==== THE INPUT

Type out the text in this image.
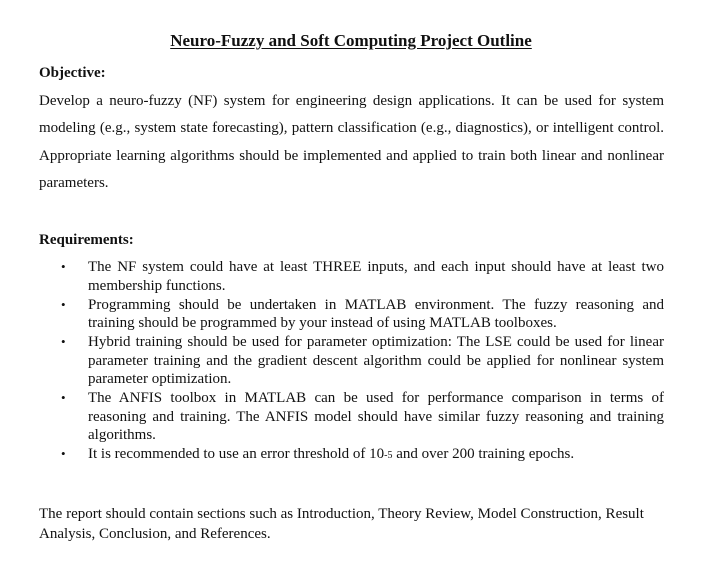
Neuro-Fuzzy and Soft Computing Project Outline
Objective:
Develop a neuro-fuzzy (NF) system for engineering design applications. It can be used for system modeling (e.g., system state forecasting), pattern classification (e.g., diagnostics), or intelligent control. Appropriate learning algorithms should be implemented and applied to train both linear and nonlinear parameters.
Requirements:
• The NF system could have at least THREE inputs, and each input should have at least two membership functions.
• Programming should be undertaken in MATLAB environment. The fuzzy reasoning and training should be programmed by your instead of using MATLAB toolboxes.
• Hybrid training should be used for parameter optimization: The LSE could be used for linear parameter training and the gradient descent algorithm could be applied for nonlinear system parameter optimization.
• The ANFIS toolbox in MATLAB can be used for performance comparison in terms of reasoning and training. The ANFIS model should have similar fuzzy reasoning and training algorithms.
• It is recommended to use an error threshold of 10-5 and over 200 training epochs.
The report should contain sections such as Introduction, Theory Review, Model Construction, Result Analysis, Conclusion, and References.
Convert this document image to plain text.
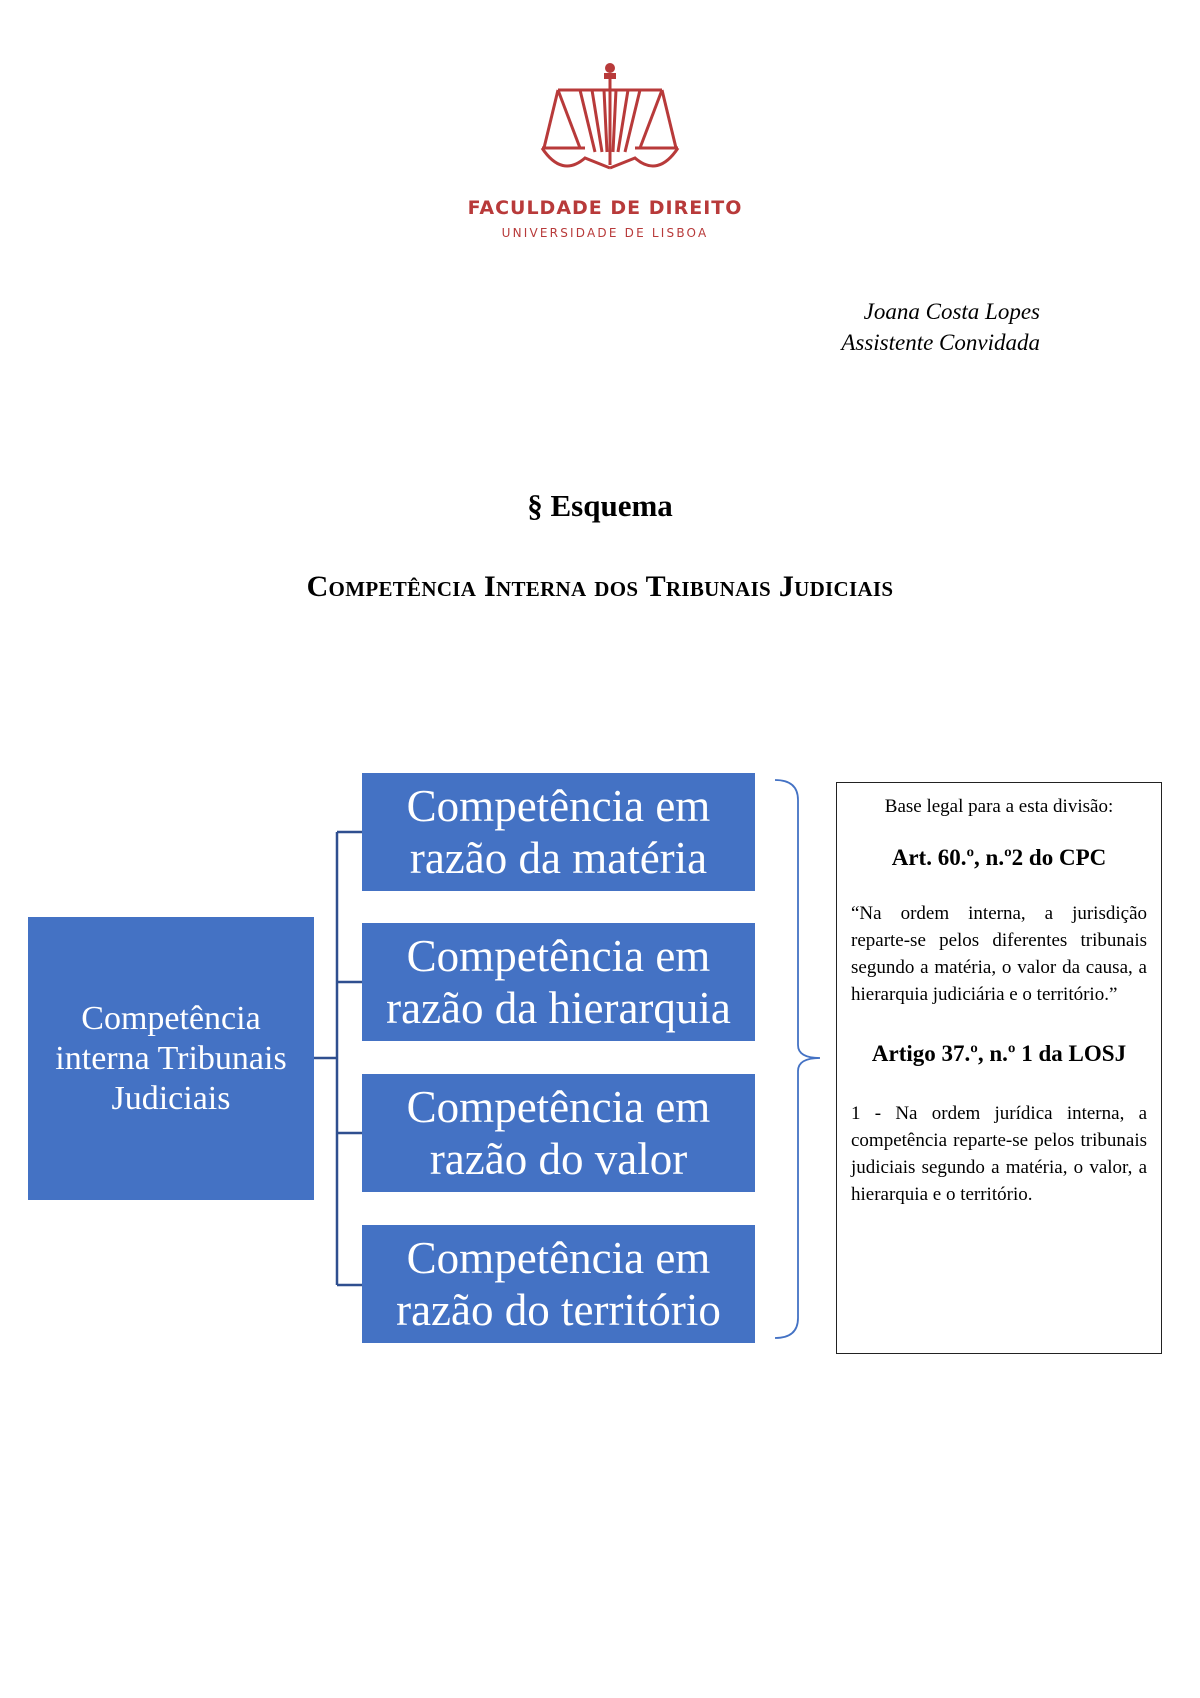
FACULDADE DE DIREITO
UNIVERSIDADE DE LISBOA
Joana Costa Lopes
Assistente Convidada
§ Esquema
Competência Interna dos Tribunais Judiciais
Competência interna Tribunais Judiciais
Competência em razão da matéria
Competência em razão da hierarquia
Competência em razão do valor
Competência em razão do território

Base legal para a esta divisão:

Art. 60.º, n.º2 do CPC

“Na ordem interna, a jurisdição reparte-se pelos diferentes tribunais segundo a matéria, o valor da causa, a hierarquia judiciária e o território.”

Artigo 37.º, n.º 1 da LOSJ

1 - Na ordem jurídica interna, a competência reparte-se pelos tribunais judiciais segundo a matéria, o valor, a hierarquia e o território.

========

▶ _WHAT YOU WILL DO_:
Reproduce all the entries that precede this task, word for word, minus any pictures.

▶ _WORKED SOLUTION_:
Type out the text in this image.
Neuro-Fuzzy and Soft Computing Project Outline
Objective:
Develop a neuro-fuzzy (NF) system for engineering design applications. It can be used for system modeling (e.g., system state forecasting), pattern classification (e.g., diagnostics), or intelligent control. Appropriate learning algorithms should be implemented and applied to train both linear and nonlinear parameters.
Requirements:
• The NF system could have at least THREE inputs, and each input should have at least two membership functions.
• Programming should be undertaken in MATLAB environment. The fuzzy reasoning and training should be programmed by your instead of using MATLAB toolboxes.
• Hybrid training should be used for parameter optimization: The LSE could be used for linear parameter training and the gradient descent algorithm could be applied for nonlinear system parameter optimization.
• The ANFIS toolbox in MATLAB can be used for performance comparison in terms of reasoning and training. The ANFIS model should have similar fuzzy reasoning and training algorithms.
• It is recommended to use an error threshold of 10-5 and over 200 training epochs.
The report should contain sections such as Introduction, Theory Review, Model Construction, Result Analysis, Conclusion, and References.
Convert this document image to plain text.
FACULDADE DE DIREITO
UNIVERSIDADE DE LISBOA
Joana Costa Lopes
Assistente Convidada
§ Esquema
Competência Interna dos Tribunais Judiciais
Competência interna Tribunais Judiciais
Competência em razão da matéria
Competência em razão da hierarquia
Competência em razão do valor
Competência em razão do território

Base legal para a esta divisão:

Art. 60.º, n.º2 do CPC

“Na ordem interna, a jurisdição reparte-se pelos diferentes tribunais segundo a matéria, o valor da causa, a hierarquia judiciária e o território.”

Artigo 37.º, n.º 1 da LOSJ

1 - Na ordem jurídica interna, a competência reparte-se pelos tribunais judiciais segundo a matéria, o valor, a hierarquia e o território.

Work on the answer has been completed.